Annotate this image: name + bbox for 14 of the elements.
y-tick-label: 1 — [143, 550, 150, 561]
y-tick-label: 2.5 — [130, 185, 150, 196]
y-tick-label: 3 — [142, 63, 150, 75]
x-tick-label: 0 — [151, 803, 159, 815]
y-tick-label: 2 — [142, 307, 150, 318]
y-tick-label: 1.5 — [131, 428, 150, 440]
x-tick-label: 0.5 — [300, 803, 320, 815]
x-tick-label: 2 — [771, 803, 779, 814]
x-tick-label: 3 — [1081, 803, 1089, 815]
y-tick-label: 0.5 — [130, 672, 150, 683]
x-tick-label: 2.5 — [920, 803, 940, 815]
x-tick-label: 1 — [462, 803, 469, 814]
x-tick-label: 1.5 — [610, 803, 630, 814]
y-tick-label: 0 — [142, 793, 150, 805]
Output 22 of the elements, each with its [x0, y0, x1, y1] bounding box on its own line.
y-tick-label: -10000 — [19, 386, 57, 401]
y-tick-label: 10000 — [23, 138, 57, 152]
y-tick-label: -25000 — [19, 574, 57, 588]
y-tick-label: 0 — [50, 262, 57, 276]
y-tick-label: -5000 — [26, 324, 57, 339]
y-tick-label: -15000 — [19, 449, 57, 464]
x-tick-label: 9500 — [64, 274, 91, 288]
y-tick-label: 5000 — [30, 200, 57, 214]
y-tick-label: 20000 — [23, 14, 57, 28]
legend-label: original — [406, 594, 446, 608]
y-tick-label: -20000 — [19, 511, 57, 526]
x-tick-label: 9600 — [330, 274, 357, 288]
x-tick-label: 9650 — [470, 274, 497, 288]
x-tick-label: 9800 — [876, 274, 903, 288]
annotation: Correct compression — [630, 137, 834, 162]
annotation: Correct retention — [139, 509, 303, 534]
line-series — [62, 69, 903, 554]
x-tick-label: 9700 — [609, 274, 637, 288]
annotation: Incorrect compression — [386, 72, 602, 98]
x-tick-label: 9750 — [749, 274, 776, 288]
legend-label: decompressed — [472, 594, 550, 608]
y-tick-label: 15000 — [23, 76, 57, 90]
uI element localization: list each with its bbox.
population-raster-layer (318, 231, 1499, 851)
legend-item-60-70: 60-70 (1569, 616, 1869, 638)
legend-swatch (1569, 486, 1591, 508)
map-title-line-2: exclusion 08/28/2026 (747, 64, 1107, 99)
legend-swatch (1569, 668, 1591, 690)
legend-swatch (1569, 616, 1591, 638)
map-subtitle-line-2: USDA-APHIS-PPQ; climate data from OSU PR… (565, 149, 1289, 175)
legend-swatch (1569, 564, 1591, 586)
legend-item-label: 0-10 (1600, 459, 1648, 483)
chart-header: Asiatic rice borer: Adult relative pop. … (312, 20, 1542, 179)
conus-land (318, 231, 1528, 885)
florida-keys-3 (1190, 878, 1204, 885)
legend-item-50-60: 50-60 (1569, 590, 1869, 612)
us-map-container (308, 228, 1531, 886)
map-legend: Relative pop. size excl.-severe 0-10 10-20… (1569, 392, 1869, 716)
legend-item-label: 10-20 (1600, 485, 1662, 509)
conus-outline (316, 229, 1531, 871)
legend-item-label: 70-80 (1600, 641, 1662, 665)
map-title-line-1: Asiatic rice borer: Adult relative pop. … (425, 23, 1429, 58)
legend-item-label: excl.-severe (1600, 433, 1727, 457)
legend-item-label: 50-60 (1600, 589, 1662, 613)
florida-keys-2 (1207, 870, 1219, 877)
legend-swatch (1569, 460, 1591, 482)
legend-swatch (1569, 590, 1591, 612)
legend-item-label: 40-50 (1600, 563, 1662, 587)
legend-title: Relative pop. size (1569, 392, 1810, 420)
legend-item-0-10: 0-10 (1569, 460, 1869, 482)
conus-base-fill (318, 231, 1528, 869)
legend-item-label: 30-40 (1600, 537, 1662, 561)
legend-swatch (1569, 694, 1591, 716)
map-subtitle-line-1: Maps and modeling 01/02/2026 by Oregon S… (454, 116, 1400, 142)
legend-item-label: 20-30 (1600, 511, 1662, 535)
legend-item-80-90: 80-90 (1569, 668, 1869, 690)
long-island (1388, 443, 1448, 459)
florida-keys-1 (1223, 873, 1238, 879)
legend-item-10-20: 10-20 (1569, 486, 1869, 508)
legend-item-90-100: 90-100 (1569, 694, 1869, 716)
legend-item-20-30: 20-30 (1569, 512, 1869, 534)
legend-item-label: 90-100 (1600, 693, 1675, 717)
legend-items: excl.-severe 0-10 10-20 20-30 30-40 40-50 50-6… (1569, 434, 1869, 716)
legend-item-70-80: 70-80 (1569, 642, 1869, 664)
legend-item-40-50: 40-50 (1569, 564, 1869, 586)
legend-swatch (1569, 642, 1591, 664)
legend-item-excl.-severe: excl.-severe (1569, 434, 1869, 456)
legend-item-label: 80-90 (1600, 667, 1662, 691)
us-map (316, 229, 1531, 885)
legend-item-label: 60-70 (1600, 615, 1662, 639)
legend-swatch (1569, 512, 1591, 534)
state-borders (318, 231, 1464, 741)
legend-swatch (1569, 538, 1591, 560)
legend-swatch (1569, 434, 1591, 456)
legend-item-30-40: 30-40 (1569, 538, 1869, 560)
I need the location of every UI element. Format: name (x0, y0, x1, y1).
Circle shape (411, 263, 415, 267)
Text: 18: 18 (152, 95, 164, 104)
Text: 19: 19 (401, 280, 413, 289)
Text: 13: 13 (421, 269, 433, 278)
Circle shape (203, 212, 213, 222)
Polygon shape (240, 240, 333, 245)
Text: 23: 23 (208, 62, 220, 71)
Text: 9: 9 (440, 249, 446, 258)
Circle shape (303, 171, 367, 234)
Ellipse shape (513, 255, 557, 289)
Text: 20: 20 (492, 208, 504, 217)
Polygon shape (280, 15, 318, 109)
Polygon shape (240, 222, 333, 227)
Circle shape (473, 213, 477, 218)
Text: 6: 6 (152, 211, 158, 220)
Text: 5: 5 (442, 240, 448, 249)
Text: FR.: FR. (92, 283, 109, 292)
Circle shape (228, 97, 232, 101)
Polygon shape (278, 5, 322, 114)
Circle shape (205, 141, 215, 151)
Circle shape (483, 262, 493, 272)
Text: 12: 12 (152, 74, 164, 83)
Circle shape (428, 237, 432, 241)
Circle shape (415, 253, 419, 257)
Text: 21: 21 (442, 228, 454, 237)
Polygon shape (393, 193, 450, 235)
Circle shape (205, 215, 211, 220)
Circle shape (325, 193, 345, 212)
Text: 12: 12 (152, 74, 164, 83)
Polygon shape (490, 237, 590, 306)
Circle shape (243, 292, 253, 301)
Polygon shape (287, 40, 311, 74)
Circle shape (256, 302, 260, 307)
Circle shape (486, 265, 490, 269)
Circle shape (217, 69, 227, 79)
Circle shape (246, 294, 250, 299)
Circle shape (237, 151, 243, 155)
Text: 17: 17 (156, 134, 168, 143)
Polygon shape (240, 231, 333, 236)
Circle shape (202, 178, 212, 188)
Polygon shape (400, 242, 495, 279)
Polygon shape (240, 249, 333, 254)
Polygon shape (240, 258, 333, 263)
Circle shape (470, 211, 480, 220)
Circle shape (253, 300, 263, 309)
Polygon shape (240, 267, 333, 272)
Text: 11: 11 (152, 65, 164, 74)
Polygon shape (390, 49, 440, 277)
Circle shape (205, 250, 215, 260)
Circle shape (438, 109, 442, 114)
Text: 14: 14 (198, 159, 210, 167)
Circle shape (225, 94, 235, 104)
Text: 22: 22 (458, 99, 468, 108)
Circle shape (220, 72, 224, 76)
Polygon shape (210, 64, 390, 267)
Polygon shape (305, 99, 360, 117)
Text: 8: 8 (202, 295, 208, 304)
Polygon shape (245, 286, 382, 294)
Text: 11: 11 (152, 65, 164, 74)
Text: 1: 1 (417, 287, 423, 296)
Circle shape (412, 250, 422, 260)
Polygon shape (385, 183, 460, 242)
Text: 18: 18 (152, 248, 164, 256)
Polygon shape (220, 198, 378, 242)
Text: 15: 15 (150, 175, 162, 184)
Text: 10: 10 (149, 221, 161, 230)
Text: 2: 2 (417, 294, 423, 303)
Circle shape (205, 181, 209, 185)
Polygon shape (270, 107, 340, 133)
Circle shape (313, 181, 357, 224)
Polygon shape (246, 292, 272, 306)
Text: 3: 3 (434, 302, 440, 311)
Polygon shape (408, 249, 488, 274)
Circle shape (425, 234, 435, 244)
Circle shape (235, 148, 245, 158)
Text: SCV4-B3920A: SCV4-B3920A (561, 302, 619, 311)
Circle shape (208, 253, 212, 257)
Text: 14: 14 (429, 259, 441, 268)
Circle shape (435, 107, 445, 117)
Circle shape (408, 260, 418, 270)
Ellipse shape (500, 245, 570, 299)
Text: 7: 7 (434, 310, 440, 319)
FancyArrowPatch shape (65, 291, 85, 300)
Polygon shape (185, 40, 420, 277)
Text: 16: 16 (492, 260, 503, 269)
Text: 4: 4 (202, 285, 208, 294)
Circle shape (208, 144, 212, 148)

▸ Challenge: Please reproduce the material verbatim, beginning at its first line and stopping after the line that contains "legend-item-60-70: 60-70 (1569, 616, 1869, 638)".

▸ Task answer:
Annotate this image: name + bbox for 14 of the elements.
y-tick-label: 1 — [143, 550, 150, 561]
y-tick-label: 2.5 — [130, 185, 150, 196]
y-tick-label: 3 — [142, 63, 150, 75]
x-tick-label: 0 — [151, 803, 159, 815]
y-tick-label: 2 — [142, 307, 150, 318]
y-tick-label: 1.5 — [131, 428, 150, 440]
x-tick-label: 0.5 — [300, 803, 320, 815]
x-tick-label: 2 — [771, 803, 779, 814]
x-tick-label: 3 — [1081, 803, 1089, 815]
y-tick-label: 0.5 — [130, 672, 150, 683]
x-tick-label: 2.5 — [920, 803, 940, 815]
x-tick-label: 1 — [462, 803, 469, 814]
x-tick-label: 1.5 — [610, 803, 630, 814]
y-tick-label: 0 — [142, 793, 150, 805]
Output 22 of the elements, each with its [x0, y0, x1, y1] bounding box on its own line.
y-tick-label: -10000 — [19, 386, 57, 401]
y-tick-label: 10000 — [23, 138, 57, 152]
y-tick-label: -25000 — [19, 574, 57, 588]
y-tick-label: 0 — [50, 262, 57, 276]
y-tick-label: -5000 — [26, 324, 57, 339]
y-tick-label: -15000 — [19, 449, 57, 464]
x-tick-label: 9500 — [64, 274, 91, 288]
y-tick-label: 5000 — [30, 200, 57, 214]
y-tick-label: 20000 — [23, 14, 57, 28]
legend-label: original — [406, 594, 446, 608]
y-tick-label: -20000 — [19, 511, 57, 526]
x-tick-label: 9600 — [330, 274, 357, 288]
x-tick-label: 9650 — [470, 274, 497, 288]
x-tick-label: 9800 — [876, 274, 903, 288]
annotation: Correct compression — [630, 137, 834, 162]
annotation: Correct retention — [139, 509, 303, 534]
line-series — [62, 69, 903, 554]
x-tick-label: 9700 — [609, 274, 637, 288]
annotation: Incorrect compression — [386, 72, 602, 98]
x-tick-label: 9750 — [749, 274, 776, 288]
legend-label: decompressed — [472, 594, 550, 608]
y-tick-label: 15000 — [23, 76, 57, 90]
uI element localization: list each with its bbox.
population-raster-layer (318, 231, 1499, 851)
legend-item-60-70: 60-70 (1569, 616, 1869, 638)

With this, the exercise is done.